Data provided =
------------------------------------------------------------
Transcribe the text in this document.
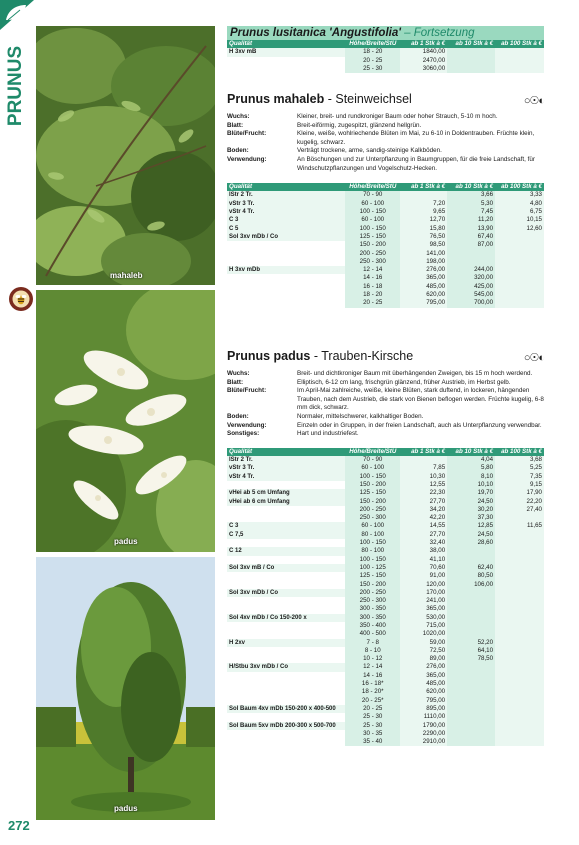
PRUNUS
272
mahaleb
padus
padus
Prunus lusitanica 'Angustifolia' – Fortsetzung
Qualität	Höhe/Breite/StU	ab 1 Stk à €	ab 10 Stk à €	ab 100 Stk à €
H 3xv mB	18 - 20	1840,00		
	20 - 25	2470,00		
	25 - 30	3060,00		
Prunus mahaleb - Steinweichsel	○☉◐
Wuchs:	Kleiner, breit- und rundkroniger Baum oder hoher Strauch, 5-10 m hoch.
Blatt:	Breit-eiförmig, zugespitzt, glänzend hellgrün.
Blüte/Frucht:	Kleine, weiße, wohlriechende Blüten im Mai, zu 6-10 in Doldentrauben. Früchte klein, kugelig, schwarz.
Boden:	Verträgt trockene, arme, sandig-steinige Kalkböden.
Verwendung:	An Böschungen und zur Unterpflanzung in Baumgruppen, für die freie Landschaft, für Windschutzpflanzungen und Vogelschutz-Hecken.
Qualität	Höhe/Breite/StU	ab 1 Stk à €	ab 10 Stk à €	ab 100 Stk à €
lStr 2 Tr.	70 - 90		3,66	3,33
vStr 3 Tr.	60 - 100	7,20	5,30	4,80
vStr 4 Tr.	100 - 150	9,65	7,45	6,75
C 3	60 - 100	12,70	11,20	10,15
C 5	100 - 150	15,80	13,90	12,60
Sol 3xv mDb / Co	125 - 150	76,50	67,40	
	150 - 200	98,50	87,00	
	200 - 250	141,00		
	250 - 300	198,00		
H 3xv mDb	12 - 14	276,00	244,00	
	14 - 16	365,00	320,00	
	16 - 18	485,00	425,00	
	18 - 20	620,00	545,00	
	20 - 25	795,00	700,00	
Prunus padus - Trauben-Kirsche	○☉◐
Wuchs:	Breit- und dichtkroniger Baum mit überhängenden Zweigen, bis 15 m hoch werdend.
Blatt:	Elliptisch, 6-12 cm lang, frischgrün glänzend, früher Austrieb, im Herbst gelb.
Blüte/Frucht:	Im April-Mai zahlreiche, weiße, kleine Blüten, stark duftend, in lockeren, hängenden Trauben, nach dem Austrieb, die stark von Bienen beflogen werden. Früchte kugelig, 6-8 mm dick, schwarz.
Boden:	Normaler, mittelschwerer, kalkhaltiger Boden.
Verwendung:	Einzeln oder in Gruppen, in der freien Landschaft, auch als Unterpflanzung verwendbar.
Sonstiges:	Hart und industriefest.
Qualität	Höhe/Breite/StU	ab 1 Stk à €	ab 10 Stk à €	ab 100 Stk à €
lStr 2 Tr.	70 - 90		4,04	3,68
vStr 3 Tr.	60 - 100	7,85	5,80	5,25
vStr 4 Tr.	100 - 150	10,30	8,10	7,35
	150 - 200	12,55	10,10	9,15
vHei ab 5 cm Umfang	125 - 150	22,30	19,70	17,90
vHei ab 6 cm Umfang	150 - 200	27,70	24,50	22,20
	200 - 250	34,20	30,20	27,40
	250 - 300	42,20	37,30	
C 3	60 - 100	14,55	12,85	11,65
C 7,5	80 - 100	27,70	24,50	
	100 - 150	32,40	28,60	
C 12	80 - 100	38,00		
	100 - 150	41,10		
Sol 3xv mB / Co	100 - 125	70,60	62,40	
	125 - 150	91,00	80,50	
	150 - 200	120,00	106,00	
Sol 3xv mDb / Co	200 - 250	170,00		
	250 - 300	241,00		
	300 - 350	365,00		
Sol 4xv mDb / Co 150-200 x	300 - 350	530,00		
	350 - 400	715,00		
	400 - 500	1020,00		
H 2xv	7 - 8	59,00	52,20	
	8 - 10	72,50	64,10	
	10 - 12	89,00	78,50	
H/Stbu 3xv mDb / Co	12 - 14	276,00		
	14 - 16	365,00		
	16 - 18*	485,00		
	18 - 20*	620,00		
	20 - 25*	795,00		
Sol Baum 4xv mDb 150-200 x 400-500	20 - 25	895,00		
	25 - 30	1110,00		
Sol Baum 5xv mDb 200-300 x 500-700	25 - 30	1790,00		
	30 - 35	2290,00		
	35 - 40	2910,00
------------------------------------------------------------
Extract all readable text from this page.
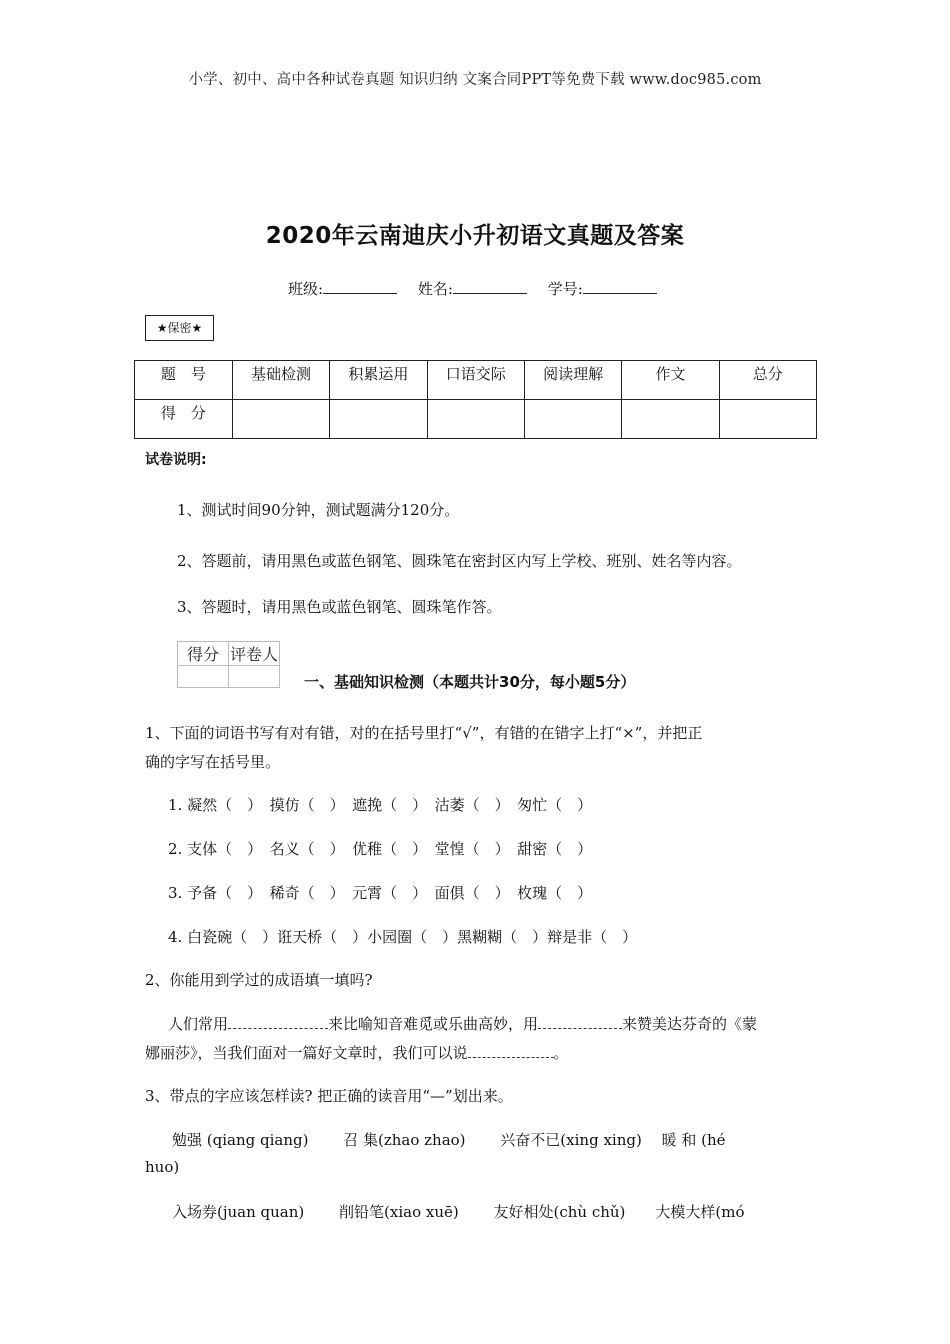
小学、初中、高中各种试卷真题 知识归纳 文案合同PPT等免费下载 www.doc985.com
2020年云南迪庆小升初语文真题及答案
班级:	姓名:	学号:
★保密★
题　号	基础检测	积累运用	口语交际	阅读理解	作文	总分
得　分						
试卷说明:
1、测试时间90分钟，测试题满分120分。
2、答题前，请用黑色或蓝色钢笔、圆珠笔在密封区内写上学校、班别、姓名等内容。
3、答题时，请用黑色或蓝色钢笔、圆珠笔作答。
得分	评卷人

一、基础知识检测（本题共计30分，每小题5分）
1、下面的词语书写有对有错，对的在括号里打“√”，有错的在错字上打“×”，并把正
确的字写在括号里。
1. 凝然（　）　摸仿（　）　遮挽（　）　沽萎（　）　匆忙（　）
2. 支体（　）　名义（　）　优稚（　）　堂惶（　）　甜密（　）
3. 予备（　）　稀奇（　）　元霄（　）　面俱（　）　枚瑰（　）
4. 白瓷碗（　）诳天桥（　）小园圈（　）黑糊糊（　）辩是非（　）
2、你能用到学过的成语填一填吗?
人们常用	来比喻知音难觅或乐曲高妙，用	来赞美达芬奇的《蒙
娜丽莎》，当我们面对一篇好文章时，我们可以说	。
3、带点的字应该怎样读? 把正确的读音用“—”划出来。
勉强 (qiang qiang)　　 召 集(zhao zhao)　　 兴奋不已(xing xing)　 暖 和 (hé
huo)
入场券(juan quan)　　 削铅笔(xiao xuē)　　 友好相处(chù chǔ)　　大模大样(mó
------------------------------------------------------------
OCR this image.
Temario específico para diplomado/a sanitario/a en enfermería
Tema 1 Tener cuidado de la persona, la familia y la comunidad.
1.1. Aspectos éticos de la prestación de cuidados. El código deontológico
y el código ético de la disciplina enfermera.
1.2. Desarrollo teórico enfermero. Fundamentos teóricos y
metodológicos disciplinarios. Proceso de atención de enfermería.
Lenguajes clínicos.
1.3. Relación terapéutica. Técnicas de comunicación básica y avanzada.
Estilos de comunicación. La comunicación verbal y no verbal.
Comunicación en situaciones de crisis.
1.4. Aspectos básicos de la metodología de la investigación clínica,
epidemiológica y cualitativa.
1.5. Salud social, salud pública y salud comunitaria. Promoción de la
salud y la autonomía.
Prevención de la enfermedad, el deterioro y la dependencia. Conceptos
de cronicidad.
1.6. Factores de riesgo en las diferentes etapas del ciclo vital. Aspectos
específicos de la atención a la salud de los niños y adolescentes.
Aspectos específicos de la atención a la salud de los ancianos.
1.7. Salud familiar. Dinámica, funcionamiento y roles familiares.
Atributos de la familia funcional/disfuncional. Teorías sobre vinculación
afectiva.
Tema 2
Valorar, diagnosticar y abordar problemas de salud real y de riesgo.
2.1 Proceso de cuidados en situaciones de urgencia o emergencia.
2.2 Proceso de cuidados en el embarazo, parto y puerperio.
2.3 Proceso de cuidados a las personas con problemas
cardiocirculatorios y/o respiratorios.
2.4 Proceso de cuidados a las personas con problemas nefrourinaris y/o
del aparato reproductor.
------------------------------------------------------------
Goal = Only the number is required: the count of lines containing the word "problemas".

Exercise solution = 3